:: TO-DO LIST ::
1 - Name every publication or outlet quoted in the reception section of the soundtrack article below.
2 - Write the next part of the article on the Night at the Museum: Secret of the Tomb soundtrack, picking up after its final line.
-- start of DOCUMENT SEGMENT --
Film score by Alan Silvestri
- Released: January 6, 2015
- Recorded: 2014
- Studios: Newman Scoring Stage, 20th Century Fox Studios, Los Angeles
- Genre: Film score
- Length: 56:52
- Label: Varèse Sarabande
- Producers: Alan Silvestri; David Bifano;

Alan Silvestri chronology
| Red 2 (2013) | Night at the Museum: Secret of the Tomb (2014) | The Walk (2015) |

= Night at the Museum: Secret of the Tomb (soundtrack) =

Night at the Museum: Secret of the Tomb (Original Motion Picture Soundtrack) is the film score composed and conducted by Alan Silvestri to the 2014 film Night at the Museum: Secret of the Tomb directed by Shawn Levy. It is the third (and final live-action) installment in the Night at the Museum film series, a sequel to Night at the Museum: Battle of the Smithsonian (2009), and the final installment in the original trilogy, starring Ben Stiller in the lead role, along with Robin Williams, Owen Wilson, Dan Stevens and Ben Kingsley. Varèse Sarabande released the soundtrack album on January 6, 2015.

== Background ==
Alan Silvestri returned to score the final installment of the trilogy. Like the previous instalments, he conducted the 103-piece orchestra and 18-member choir from the Hollywood Studio Symphony which was orchestrated by Mark Graham. Varèse Sarabande released a soundtrack album of the score on January 6, 2015.

== Reception ==
James Southall of Movie Wave called it "a more well-rounded score than either of its predecessors" further continuing, "Silvestri seeming to have more time to develop ideas and allow them to play out satisfyingly." Filmtracks wrote, "It not great music on the whole, but it will exceed your expectations." The Hollywood Reporter called the score "bombastic", Scott Foundas of Variety and John Hazelton of Screen International called the score as "astonishing" and "exciting". Daniel Schweiger of Film Music Magazine called it a "thrilling repository [which] show[s] that dust is in danger of settling on Alan Silvestri’s enchanting, and energetic enthusiasm."

== Track listing ==

Night at the Museum: Secret of the Tomb (Original Motion Picture Soundtrack)
-- end of DOCUMENT SEGMENT --
-- start of DATA EXTRACT --
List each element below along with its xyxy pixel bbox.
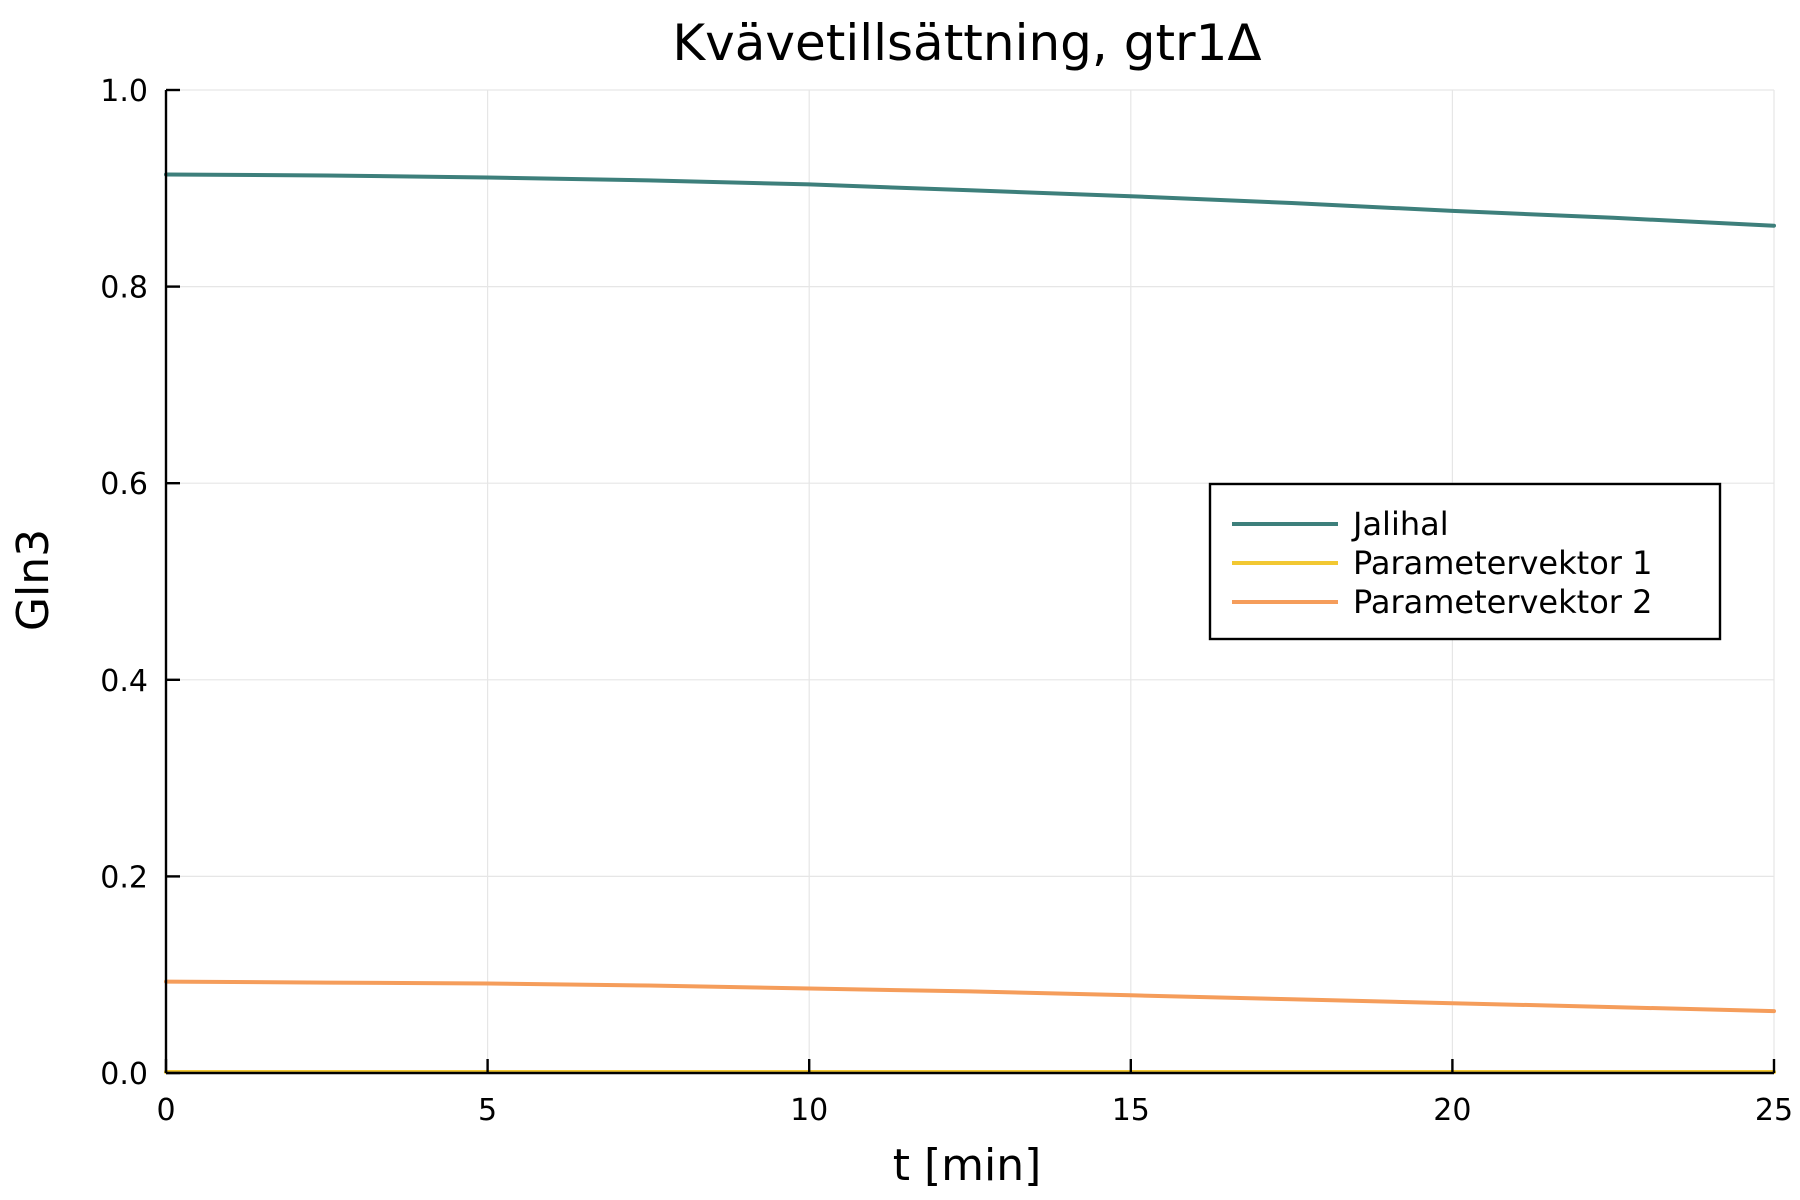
-- end of DATA EXTRACT --
:: ANSWERS GIVEN ::
1 - Movie Wave, Filmtracks, The Hollywood Reporter, Variety, Screen International, Film Music Magazine

2 -
| No. | Title | Length |
|---|---|---|
| 1. | "The Ahkmenrah Expedition" | 3:34 |
| 2. | "Performance Prep" | 2:02 |
| 3. | "LOL" | 2:22 |
| 4. | "The Grand Re-Opening" | 3:13 |
| 5. | "The End Will Come" | 2:19 |
| 6. | "Sneak And Greet" | 3:25 |
| 7. | "Sir Lancelot" | 3:33 |
| 8. | "Where Are Jed And Octavius?" | 2:50 |
| 9. | "Main Hall" | 3:24 |
| 10. | "Xiangliu" | 3:46 |
| 11. | "Male Bonding" | 2:15 |
| 12. | "The Legend of the Tablet" | 3:11 |
| 13. | "The Escher Fight" | 3:45 |
| 14. | "Camelot" | 3:49 |
| 15. | "The Quest" | 2:35 |
| 16. | "Seeing Your Boy Become A Man" | 3:14 |
| 17. | "Laaa Love" | 1:53 |
| 18. | "A Farewell Kiss" | 2:40 |
| 19. | "Teddy's Goodbye" | 3:02 |
| Total length: |  | 56:52 |

== Additional music ==
Other songs not included on the album but used in the film soundtrack:
- "Also sprach Zarathustra" by Richard Strauss.
- "Wizard" by Martin Garrix and Jay Hardway.
- "Shake Your Groove Thing" by Peaches & Herb.
- "London Calling" by The Clash.
- "Dancing Queen" by A-Teens.
- "(I've Had) The Time of My Life" by Bill Medley and Jennifer Warnes.
- "Got to Be Real" by Cheryl Lynn.
- "Let's Go" by Tiesto featuring Icona Pop.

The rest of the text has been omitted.